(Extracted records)

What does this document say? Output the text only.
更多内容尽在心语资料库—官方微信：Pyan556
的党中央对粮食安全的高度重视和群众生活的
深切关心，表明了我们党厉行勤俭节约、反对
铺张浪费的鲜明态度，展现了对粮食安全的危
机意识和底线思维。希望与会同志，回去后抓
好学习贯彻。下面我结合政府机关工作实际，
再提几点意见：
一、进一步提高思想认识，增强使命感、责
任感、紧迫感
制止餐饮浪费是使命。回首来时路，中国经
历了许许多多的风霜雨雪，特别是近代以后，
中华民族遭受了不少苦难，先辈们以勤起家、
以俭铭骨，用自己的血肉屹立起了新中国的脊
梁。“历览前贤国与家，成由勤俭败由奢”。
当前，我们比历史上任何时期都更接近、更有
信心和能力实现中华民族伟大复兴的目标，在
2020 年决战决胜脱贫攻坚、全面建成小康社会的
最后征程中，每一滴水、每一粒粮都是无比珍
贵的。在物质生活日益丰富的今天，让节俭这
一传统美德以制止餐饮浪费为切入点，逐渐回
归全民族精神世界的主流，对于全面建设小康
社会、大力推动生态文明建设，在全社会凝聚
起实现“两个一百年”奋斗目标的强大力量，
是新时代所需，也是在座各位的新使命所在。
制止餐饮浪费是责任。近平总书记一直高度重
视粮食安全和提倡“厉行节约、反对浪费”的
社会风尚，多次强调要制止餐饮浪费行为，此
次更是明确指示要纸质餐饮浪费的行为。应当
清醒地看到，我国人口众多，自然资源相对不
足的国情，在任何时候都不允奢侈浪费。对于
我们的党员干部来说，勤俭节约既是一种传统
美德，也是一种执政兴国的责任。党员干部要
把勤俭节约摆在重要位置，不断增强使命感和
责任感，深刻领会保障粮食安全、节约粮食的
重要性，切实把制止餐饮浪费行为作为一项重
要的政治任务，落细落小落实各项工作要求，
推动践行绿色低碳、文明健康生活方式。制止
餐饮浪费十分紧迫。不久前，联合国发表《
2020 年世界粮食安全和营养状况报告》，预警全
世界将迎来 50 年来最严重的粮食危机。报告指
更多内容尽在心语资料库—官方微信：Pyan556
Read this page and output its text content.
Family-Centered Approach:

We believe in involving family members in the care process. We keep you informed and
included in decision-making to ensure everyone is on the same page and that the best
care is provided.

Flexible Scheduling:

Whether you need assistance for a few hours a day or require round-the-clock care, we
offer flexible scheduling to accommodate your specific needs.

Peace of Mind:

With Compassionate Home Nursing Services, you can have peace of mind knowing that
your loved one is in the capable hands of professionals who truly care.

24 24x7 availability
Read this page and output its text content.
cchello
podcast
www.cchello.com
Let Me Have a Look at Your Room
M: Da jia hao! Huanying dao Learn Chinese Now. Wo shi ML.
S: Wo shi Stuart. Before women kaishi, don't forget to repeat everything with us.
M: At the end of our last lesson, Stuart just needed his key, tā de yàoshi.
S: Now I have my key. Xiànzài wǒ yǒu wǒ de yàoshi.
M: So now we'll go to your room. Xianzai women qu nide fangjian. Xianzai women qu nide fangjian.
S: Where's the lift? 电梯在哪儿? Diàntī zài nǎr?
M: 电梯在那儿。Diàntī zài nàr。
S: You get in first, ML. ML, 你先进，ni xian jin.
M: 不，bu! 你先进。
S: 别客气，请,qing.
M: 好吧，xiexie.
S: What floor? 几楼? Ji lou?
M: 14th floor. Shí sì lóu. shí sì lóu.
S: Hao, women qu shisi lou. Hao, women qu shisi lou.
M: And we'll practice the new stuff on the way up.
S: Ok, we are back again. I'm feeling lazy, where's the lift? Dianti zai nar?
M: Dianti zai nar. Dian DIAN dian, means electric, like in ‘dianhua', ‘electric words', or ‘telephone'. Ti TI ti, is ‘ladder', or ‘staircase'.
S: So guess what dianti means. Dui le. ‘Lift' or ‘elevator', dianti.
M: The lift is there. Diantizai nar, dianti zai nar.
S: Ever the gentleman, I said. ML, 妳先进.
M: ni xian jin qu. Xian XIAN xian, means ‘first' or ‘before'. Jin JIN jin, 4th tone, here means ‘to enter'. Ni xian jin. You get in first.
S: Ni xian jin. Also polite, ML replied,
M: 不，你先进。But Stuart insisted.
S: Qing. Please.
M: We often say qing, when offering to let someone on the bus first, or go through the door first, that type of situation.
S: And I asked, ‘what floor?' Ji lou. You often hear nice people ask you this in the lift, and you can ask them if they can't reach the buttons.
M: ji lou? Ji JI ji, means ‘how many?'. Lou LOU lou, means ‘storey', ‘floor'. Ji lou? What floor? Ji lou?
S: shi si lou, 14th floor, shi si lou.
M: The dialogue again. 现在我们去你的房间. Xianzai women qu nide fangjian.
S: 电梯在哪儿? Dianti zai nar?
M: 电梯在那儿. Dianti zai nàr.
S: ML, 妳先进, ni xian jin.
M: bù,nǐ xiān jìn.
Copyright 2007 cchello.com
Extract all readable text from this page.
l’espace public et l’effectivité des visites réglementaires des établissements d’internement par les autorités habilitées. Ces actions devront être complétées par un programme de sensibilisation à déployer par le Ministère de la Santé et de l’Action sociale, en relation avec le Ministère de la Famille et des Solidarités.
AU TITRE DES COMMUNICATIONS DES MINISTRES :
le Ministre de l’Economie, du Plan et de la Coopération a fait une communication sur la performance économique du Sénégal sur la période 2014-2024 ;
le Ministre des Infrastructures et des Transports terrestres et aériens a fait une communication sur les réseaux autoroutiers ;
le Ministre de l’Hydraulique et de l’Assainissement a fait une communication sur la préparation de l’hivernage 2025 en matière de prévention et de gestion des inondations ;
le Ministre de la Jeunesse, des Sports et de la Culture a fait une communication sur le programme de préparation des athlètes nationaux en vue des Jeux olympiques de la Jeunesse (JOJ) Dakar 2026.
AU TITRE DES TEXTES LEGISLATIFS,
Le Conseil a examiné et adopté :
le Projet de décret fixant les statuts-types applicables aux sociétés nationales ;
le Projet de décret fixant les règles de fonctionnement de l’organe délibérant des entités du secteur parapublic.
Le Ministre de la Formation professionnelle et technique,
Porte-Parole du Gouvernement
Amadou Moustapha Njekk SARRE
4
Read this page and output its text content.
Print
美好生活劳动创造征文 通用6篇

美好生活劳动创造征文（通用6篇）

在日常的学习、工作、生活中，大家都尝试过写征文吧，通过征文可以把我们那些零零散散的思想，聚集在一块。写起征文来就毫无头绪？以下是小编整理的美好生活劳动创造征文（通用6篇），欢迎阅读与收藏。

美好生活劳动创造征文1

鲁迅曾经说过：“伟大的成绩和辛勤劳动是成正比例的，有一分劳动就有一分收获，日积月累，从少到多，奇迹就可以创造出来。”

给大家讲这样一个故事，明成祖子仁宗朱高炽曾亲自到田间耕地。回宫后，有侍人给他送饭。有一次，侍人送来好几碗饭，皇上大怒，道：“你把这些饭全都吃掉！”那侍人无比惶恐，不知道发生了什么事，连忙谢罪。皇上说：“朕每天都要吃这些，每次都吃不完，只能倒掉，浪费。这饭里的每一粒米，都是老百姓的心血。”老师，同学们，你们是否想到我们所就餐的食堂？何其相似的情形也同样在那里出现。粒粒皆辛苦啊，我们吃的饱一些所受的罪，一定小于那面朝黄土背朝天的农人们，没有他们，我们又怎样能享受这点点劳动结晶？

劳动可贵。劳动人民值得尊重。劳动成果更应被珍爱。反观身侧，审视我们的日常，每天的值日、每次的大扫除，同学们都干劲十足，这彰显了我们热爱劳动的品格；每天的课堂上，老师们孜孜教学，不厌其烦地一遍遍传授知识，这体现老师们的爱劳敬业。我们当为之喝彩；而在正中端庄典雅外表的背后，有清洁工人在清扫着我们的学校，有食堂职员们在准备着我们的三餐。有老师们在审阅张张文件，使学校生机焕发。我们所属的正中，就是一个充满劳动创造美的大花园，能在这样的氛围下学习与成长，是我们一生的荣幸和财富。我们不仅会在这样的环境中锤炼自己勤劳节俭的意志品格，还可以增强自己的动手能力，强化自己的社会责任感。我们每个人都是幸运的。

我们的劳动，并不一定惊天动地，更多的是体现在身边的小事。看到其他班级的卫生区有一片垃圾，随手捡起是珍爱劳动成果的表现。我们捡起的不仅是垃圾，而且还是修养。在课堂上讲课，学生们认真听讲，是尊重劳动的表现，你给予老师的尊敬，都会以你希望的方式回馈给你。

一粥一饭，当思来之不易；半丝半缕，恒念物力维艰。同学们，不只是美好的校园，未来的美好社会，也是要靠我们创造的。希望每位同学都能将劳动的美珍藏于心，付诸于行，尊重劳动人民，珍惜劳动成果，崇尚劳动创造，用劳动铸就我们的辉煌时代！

■ Task prompt ■
Looking at the records above, work out how many lines include the word "Projet", then give that number by itself.

■ Expected answer ■
2